(Excerpts from a figure dataset)
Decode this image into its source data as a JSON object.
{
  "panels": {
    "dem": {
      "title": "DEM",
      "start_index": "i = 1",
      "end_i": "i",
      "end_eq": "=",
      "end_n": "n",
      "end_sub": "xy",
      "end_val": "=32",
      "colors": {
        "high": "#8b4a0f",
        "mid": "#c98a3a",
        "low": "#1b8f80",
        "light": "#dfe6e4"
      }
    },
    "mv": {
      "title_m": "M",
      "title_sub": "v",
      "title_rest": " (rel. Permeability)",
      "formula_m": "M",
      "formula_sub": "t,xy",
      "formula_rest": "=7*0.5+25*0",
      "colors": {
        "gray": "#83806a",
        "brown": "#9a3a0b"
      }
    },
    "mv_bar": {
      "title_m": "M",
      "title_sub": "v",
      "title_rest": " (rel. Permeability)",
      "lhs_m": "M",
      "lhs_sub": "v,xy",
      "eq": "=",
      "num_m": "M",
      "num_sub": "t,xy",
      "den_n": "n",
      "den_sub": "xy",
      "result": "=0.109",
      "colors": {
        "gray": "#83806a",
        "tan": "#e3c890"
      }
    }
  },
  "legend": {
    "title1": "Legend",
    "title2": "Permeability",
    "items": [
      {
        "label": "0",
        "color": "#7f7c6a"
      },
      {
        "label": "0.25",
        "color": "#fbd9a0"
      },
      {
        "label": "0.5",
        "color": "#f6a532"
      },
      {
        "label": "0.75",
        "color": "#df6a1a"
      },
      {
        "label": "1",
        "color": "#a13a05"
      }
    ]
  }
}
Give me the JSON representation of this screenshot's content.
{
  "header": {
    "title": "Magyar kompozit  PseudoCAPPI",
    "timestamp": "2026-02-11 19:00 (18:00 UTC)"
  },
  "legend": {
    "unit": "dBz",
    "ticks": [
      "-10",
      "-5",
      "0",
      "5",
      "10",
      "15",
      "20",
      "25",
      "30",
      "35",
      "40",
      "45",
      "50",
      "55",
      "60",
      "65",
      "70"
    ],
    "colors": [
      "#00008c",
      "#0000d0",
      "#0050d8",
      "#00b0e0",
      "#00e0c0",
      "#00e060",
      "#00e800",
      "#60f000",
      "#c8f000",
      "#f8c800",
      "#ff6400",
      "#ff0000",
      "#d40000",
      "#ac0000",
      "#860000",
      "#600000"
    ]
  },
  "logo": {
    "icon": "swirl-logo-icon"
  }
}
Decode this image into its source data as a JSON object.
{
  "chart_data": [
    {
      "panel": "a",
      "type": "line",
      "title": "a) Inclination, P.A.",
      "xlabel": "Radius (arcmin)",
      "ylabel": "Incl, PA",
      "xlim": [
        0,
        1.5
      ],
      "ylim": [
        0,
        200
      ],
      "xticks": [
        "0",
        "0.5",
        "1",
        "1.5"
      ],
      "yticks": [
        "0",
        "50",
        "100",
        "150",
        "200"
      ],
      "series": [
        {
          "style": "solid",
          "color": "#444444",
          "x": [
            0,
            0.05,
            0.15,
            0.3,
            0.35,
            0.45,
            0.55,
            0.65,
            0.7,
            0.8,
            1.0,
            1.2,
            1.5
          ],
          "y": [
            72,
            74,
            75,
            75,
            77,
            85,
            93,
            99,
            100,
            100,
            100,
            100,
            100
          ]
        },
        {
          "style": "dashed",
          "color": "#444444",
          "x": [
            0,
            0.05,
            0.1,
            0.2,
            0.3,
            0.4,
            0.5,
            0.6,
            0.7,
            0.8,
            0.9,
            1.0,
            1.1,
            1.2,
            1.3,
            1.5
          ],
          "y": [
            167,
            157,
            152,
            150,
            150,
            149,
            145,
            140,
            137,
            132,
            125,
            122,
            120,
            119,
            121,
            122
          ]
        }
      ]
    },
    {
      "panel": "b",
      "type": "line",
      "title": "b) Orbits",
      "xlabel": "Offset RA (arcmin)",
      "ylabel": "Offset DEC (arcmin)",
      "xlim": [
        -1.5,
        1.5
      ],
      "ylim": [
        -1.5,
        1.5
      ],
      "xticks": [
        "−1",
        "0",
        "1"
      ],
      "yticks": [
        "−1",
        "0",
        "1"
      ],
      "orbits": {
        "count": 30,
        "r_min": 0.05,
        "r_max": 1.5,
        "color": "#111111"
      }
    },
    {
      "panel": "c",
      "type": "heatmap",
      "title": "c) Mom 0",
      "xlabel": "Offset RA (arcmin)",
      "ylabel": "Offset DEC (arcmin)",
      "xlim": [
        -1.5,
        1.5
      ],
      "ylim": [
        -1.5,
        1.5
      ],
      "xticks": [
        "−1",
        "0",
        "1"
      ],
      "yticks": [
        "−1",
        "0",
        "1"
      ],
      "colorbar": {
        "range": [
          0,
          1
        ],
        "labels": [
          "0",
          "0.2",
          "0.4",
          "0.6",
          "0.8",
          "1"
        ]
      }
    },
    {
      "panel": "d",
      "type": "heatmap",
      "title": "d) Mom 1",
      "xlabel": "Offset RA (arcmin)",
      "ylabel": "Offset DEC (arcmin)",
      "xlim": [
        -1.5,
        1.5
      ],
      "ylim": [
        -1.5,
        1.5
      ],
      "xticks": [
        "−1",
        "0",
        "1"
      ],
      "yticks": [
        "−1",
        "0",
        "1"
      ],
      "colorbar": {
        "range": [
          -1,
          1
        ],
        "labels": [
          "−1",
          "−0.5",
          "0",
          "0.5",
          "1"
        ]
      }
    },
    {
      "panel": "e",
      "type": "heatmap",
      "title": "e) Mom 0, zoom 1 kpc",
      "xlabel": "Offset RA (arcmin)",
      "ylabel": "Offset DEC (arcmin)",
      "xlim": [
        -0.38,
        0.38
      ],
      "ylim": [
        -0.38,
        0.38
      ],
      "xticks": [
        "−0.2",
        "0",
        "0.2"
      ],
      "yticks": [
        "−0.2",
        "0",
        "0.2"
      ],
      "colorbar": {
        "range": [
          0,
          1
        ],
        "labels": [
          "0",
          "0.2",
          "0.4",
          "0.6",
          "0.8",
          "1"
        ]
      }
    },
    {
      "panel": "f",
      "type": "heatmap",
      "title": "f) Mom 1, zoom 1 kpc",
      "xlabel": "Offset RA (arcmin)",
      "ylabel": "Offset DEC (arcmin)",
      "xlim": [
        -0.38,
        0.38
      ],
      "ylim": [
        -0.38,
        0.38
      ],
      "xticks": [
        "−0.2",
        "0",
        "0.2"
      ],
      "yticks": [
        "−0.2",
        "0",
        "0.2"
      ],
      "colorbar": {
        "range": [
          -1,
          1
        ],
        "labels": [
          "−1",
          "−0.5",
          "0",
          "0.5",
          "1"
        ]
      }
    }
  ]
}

*Short task*. Copy out the whole listing exactly as written.

*Written solution*.
Decode this image into its source data as a JSON object.
{
  "panels": {
    "dem": {
      "title": "DEM",
      "start_index": "i = 1",
      "end_i": "i",
      "end_eq": "=",
      "end_n": "n",
      "end_sub": "xy",
      "end_val": "=32",
      "colors": {
        "high": "#8b4a0f",
        "mid": "#c98a3a",
        "low": "#1b8f80",
        "light": "#dfe6e4"
      }
    },
    "mv": {
      "title_m": "M",
      "title_sub": "v",
      "title_rest": " (rel. Permeability)",
      "formula_m": "M",
      "formula_sub": "t,xy",
      "formula_rest": "=7*0.5+25*0",
      "colors": {
        "gray": "#83806a",
        "brown": "#9a3a0b"
      }
    },
    "mv_bar": {
      "title_m": "M",
      "title_sub": "v",
      "title_rest": " (rel. Permeability)",
      "lhs_m": "M",
      "lhs_sub": "v,xy",
      "eq": "=",
      "num_m": "M",
      "num_sub": "t,xy",
      "den_n": "n",
      "den_sub": "xy",
      "result": "=0.109",
      "colors": {
        "gray": "#83806a",
        "tan": "#e3c890"
      }
    }
  },
  "legend": {
    "title1": "Legend",
    "title2": "Permeability",
    "items": [
      {
        "label": "0",
        "color": "#7f7c6a"
      },
      {
        "label": "0.25",
        "color": "#fbd9a0"
      },
      {
        "label": "0.5",
        "color": "#f6a532"
      },
      {
        "label": "0.75",
        "color": "#df6a1a"
      },
      {
        "label": "1",
        "color": "#a13a05"
      }
    ]
  }
}
Give me the JSON representation of this screenshot's content.
{
  "header": {
    "title": "Magyar kompozit  PseudoCAPPI",
    "timestamp": "2026-02-11 19:00 (18:00 UTC)"
  },
  "legend": {
    "unit": "dBz",
    "ticks": [
      "-10",
      "-5",
      "0",
      "5",
      "10",
      "15",
      "20",
      "25",
      "30",
      "35",
      "40",
      "45",
      "50",
      "55",
      "60",
      "65",
      "70"
    ],
    "colors": [
      "#00008c",
      "#0000d0",
      "#0050d8",
      "#00b0e0",
      "#00e0c0",
      "#00e060",
      "#00e800",
      "#60f000",
      "#c8f000",
      "#f8c800",
      "#ff6400",
      "#ff0000",
      "#d40000",
      "#ac0000",
      "#860000",
      "#600000"
    ]
  },
  "logo": {
    "icon": "swirl-logo-icon"
  }
}
Decode this image into its source data as a JSON object.
{
  "chart_data": [
    {
      "panel": "a",
      "type": "line",
      "title": "a) Inclination, P.A.",
      "xlabel": "Radius (arcmin)",
      "ylabel": "Incl, PA",
      "xlim": [
        0,
        1.5
      ],
      "ylim": [
        0,
        200
      ],
      "xticks": [
        "0",
        "0.5",
        "1",
        "1.5"
      ],
      "yticks": [
        "0",
        "50",
        "100",
        "150",
        "200"
      ],
      "series": [
        {
          "style": "solid",
          "color": "#444444",
          "x": [
            0,
            0.05,
            0.15,
            0.3,
            0.35,
            0.45,
            0.55,
            0.65,
            0.7,
            0.8,
            1.0,
            1.2,
            1.5
          ],
          "y": [
            72,
            74,
            75,
            75,
            77,
            85,
            93,
            99,
            100,
            100,
            100,
            100,
            100
          ]
        },
        {
          "style": "dashed",
          "color": "#444444",
          "x": [
            0,
            0.05,
            0.1,
            0.2,
            0.3,
            0.4,
            0.5,
            0.6,
            0.7,
            0.8,
            0.9,
            1.0,
            1.1,
            1.2,
            1.3,
            1.5
          ],
          "y": [
            167,
            157,
            152,
            150,
            150,
            149,
            145,
            140,
            137,
            132,
            125,
            122,
            120,
            119,
            121,
            122
          ]
        }
      ]
    },
    {
      "panel": "b",
      "type": "line",
      "title": "b) Orbits",
      "xlabel": "Offset RA (arcmin)",
      "ylabel": "Offset DEC (arcmin)",
      "xlim": [
        -1.5,
        1.5
      ],
      "ylim": [
        -1.5,
        1.5
      ],
      "xticks": [
        "−1",
        "0",
        "1"
      ],
      "yticks": [
        "−1",
        "0",
        "1"
      ],
      "orbits": {
        "count": 30,
        "r_min": 0.05,
        "r_max": 1.5,
        "color": "#111111"
      }
    },
    {
      "panel": "c",
      "type": "heatmap",
      "title": "c) Mom 0",
      "xlabel": "Offset RA (arcmin)",
      "ylabel": "Offset DEC (arcmin)",
      "xlim": [
        -1.5,
        1.5
      ],
      "ylim": [
        -1.5,
        1.5
      ],
      "xticks": [
        "−1",
        "0",
        "1"
      ],
      "yticks": [
        "−1",
        "0",
        "1"
      ],
      "colorbar": {
        "range": [
          0,
          1
        ],
        "labels": [
          "0",
          "0.2",
          "0.4",
          "0.6",
          "0.8",
          "1"
        ]
      }
    },
    {
      "panel": "d",
      "type": "heatmap",
      "title": "d) Mom 1",
      "xlabel": "Offset RA (arcmin)",
      "ylabel": "Offset DEC (arcmin)",
      "xlim": [
        -1.5,
        1.5
      ],
      "ylim": [
        -1.5,
        1.5
      ],
      "xticks": [
        "−1",
        "0",
        "1"
      ],
      "yticks": [
        "−1",
        "0",
        "1"
      ],
      "colorbar": {
        "range": [
          -1,
          1
        ],
        "labels": [
          "−1",
          "−0.5",
          "0",
          "0.5",
          "1"
        ]
      }
    },
    {
      "panel": "e",
      "type": "heatmap",
      "title": "e) Mom 0, zoom 1 kpc",
      "xlabel": "Offset RA (arcmin)",
      "ylabel": "Offset DEC (arcmin)",
      "xlim": [
        -0.38,
        0.38
      ],
      "ylim": [
        -0.38,
        0.38
      ],
      "xticks": [
        "−0.2",
        "0",
        "0.2"
      ],
      "yticks": [
        "−0.2",
        "0",
        "0.2"
      ],
      "colorbar": {
        "range": [
          0,
          1
        ],
        "labels": [
          "0",
          "0.2",
          "0.4",
          "0.6",
          "0.8",
          "1"
        ]
      }
    },
    {
      "panel": "f",
      "type": "heatmap",
      "title": "f) Mom 1, zoom 1 kpc",
      "xlabel": "Offset RA (arcmin)",
      "ylabel": "Offset DEC (arcmin)",
      "xlim": [
        -0.38,
        0.38
      ],
      "ylim": [
        -0.38,
        0.38
      ],
      "xticks": [
        "−0.2",
        "0",
        "0.2"
      ],
      "yticks": [
        "−0.2",
        "0",
        "0.2"
      ],
      "colorbar": {
        "range": [
          -1,
          1
        ],
        "labels": [
          "−1",
          "−0.5",
          "0",
          "0.5",
          "1"
        ]
      }
    }
  ]
}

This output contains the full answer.